Without including any images, reproduce each entry exactly.

* _MATERIAL_
-=-=-=-=-

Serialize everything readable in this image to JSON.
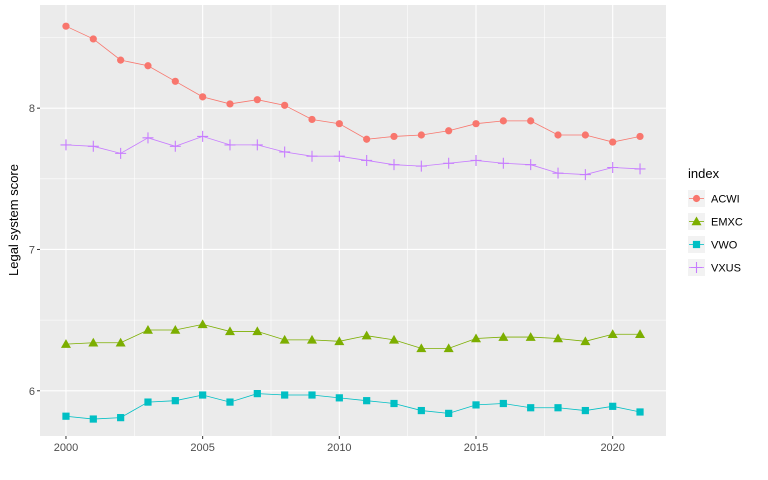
{
  "chart_data": {
    "type": "line",
    "title": "",
    "xlabel": "",
    "ylabel": "Legal system score",
    "xlim": [
      1999.05,
      2021.95
    ],
    "ylim": [
      5.68,
      8.73
    ],
    "x_ticks": [
      2000,
      2005,
      2010,
      2015,
      2020
    ],
    "y_ticks": [
      6,
      7,
      8
    ],
    "x_tick_labels": [
      "2000",
      "2005",
      "2010",
      "2015",
      "2020"
    ],
    "y_tick_labels": [
      "6",
      "7",
      "8"
    ],
    "grid": true,
    "legend": {
      "title": "index",
      "position": "right"
    },
    "x": [
      2000,
      2001,
      2002,
      2003,
      2004,
      2005,
      2006,
      2007,
      2008,
      2009,
      2010,
      2011,
      2012,
      2013,
      2014,
      2015,
      2016,
      2017,
      2018,
      2019,
      2020,
      2021
    ],
    "series": [
      {
        "name": "ACWI",
        "color": "#F8766D",
        "marker": "circle",
        "values": [
          8.58,
          8.49,
          8.34,
          8.3,
          8.19,
          8.08,
          8.03,
          8.06,
          8.02,
          7.92,
          7.89,
          7.78,
          7.8,
          7.81,
          7.84,
          7.89,
          7.91,
          7.91,
          7.81,
          7.81,
          7.76,
          7.8
        ]
      },
      {
        "name": "EMXC",
        "color": "#7CAE00",
        "marker": "triangle",
        "values": [
          6.33,
          6.34,
          6.34,
          6.43,
          6.43,
          6.47,
          6.42,
          6.42,
          6.36,
          6.36,
          6.35,
          6.39,
          6.36,
          6.3,
          6.3,
          6.37,
          6.38,
          6.38,
          6.37,
          6.35,
          6.4,
          6.4
        ]
      },
      {
        "name": "VWO",
        "color": "#00BFC4",
        "marker": "square",
        "values": [
          5.82,
          5.8,
          5.81,
          5.92,
          5.93,
          5.97,
          5.92,
          5.98,
          5.97,
          5.97,
          5.95,
          5.93,
          5.91,
          5.86,
          5.84,
          5.9,
          5.91,
          5.88,
          5.88,
          5.86,
          5.89,
          5.85
        ]
      },
      {
        "name": "VXUS",
        "color": "#C77CFF",
        "marker": "plus",
        "values": [
          7.74,
          7.73,
          7.68,
          7.79,
          7.73,
          7.8,
          7.74,
          7.74,
          7.69,
          7.66,
          7.66,
          7.63,
          7.6,
          7.59,
          7.61,
          7.63,
          7.61,
          7.6,
          7.54,
          7.53,
          7.58,
          7.57
        ]
      }
    ]
  }
}
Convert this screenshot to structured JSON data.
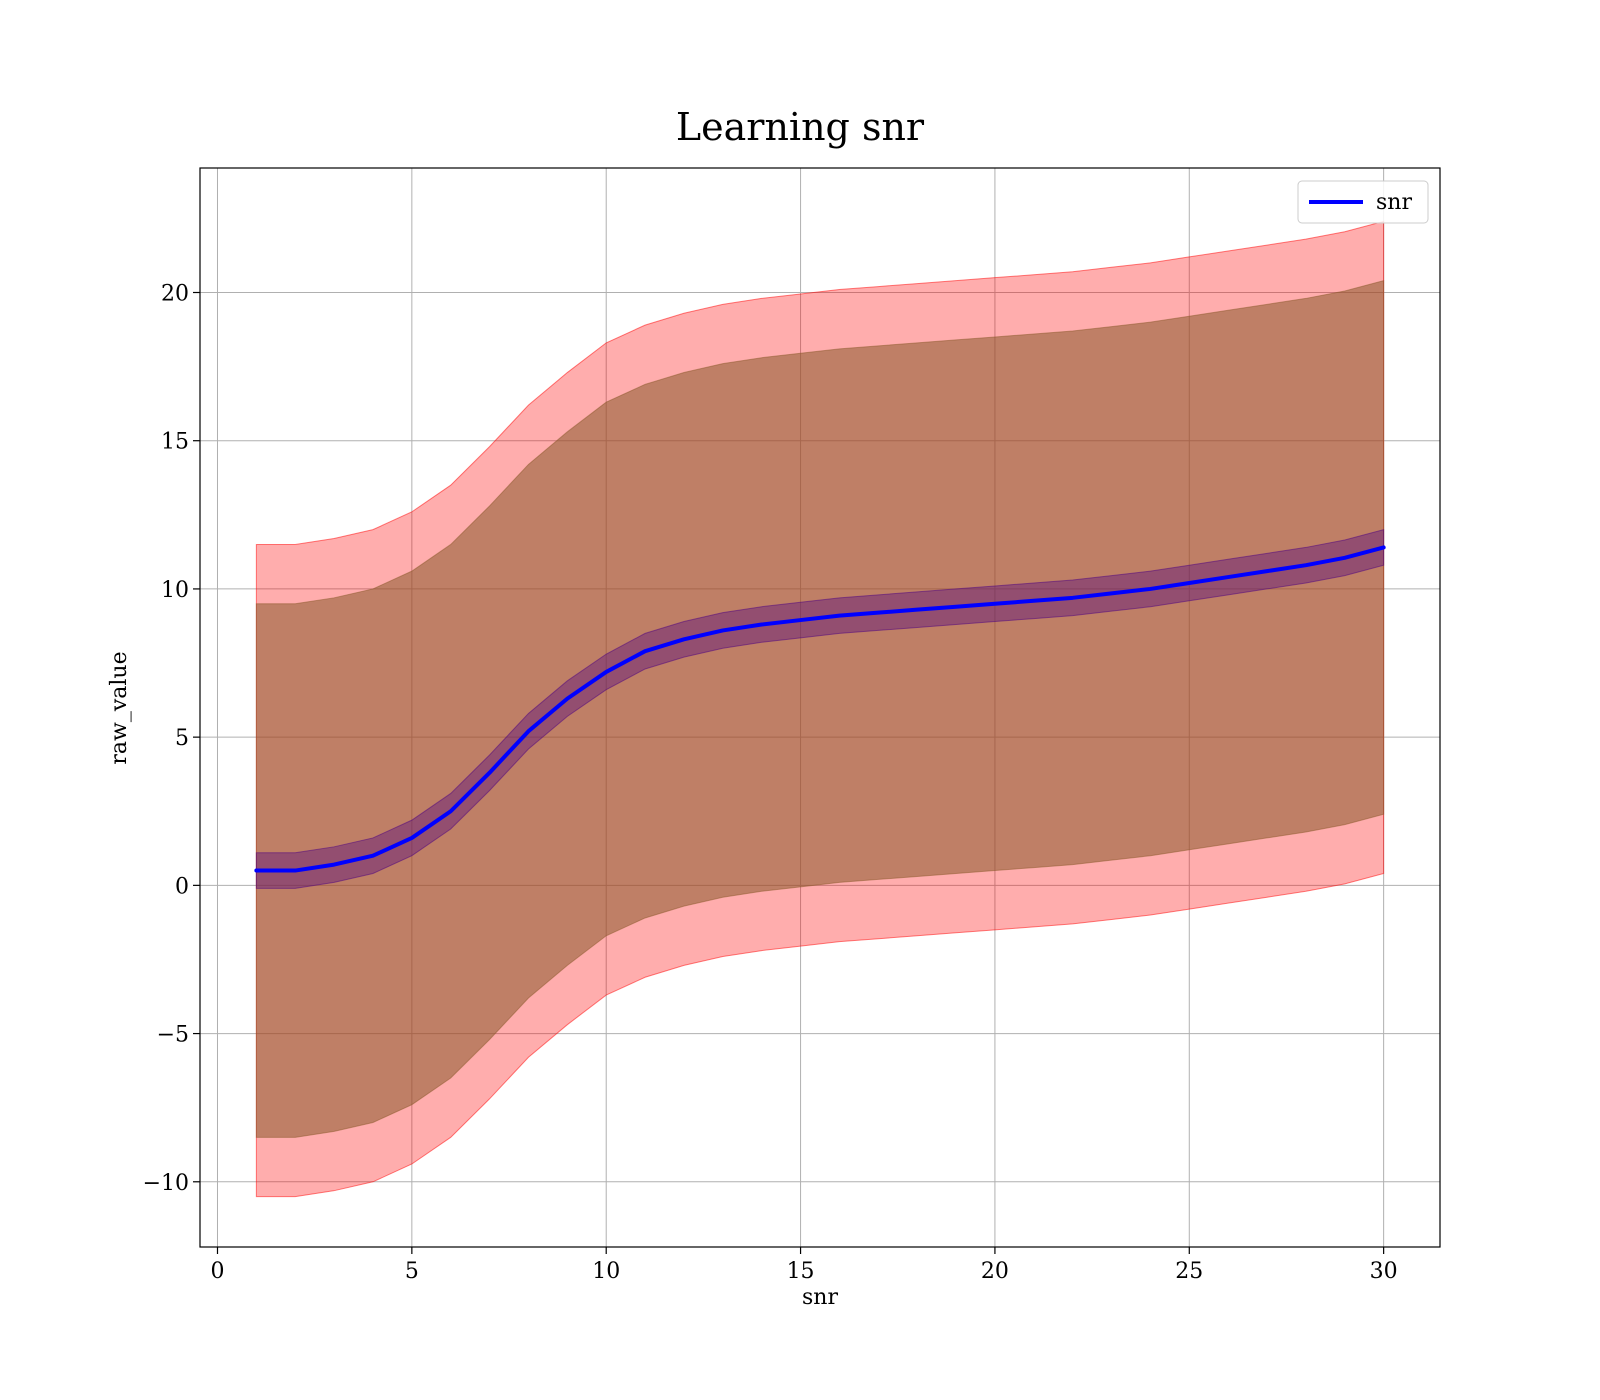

-=-=-=-=-

* _TASK ANSWER_
Serialize everything readable in this image to JSON.
{
  "chart_data": {
    "type": "line",
    "title": "",
    "xlabel": "",
    "ylabel": "Legal system score",
    "xlim": [
      1999.05,
      2021.95
    ],
    "ylim": [
      5.68,
      8.73
    ],
    "x_ticks": [
      2000,
      2005,
      2010,
      2015,
      2020
    ],
    "y_ticks": [
      6,
      7,
      8
    ],
    "x_tick_labels": [
      "2000",
      "2005",
      "2010",
      "2015",
      "2020"
    ],
    "y_tick_labels": [
      "6",
      "7",
      "8"
    ],
    "grid": true,
    "legend": {
      "title": "index",
      "position": "right"
    },
    "x": [
      2000,
      2001,
      2002,
      2003,
      2004,
      2005,
      2006,
      2007,
      2008,
      2009,
      2010,
      2011,
      2012,
      2013,
      2014,
      2015,
      2016,
      2017,
      2018,
      2019,
      2020,
      2021
    ],
    "series": [
      {
        "name": "ACWI",
        "color": "#F8766D",
        "marker": "circle",
        "values": [
          8.58,
          8.49,
          8.34,
          8.3,
          8.19,
          8.08,
          8.03,
          8.06,
          8.02,
          7.92,
          7.89,
          7.78,
          7.8,
          7.81,
          7.84,
          7.89,
          7.91,
          7.91,
          7.81,
          7.81,
          7.76,
          7.8
        ]
      },
      {
        "name": "EMXC",
        "color": "#7CAE00",
        "marker": "triangle",
        "values": [
          6.33,
          6.34,
          6.34,
          6.43,
          6.43,
          6.47,
          6.42,
          6.42,
          6.36,
          6.36,
          6.35,
          6.39,
          6.36,
          6.3,
          6.3,
          6.37,
          6.38,
          6.38,
          6.37,
          6.35,
          6.4,
          6.4
        ]
      },
      {
        "name": "VWO",
        "color": "#00BFC4",
        "marker": "square",
        "values": [
          5.82,
          5.8,
          5.81,
          5.92,
          5.93,
          5.97,
          5.92,
          5.98,
          5.97,
          5.97,
          5.95,
          5.93,
          5.91,
          5.86,
          5.84,
          5.9,
          5.91,
          5.88,
          5.88,
          5.86,
          5.89,
          5.85
        ]
      },
      {
        "name": "VXUS",
        "color": "#C77CFF",
        "marker": "plus",
        "values": [
          7.74,
          7.73,
          7.68,
          7.79,
          7.73,
          7.8,
          7.74,
          7.74,
          7.69,
          7.66,
          7.66,
          7.63,
          7.6,
          7.59,
          7.61,
          7.63,
          7.61,
          7.6,
          7.54,
          7.53,
          7.58,
          7.57
        ]
      }
    ]
  }
}
Convert this screenshot to structured JSON data.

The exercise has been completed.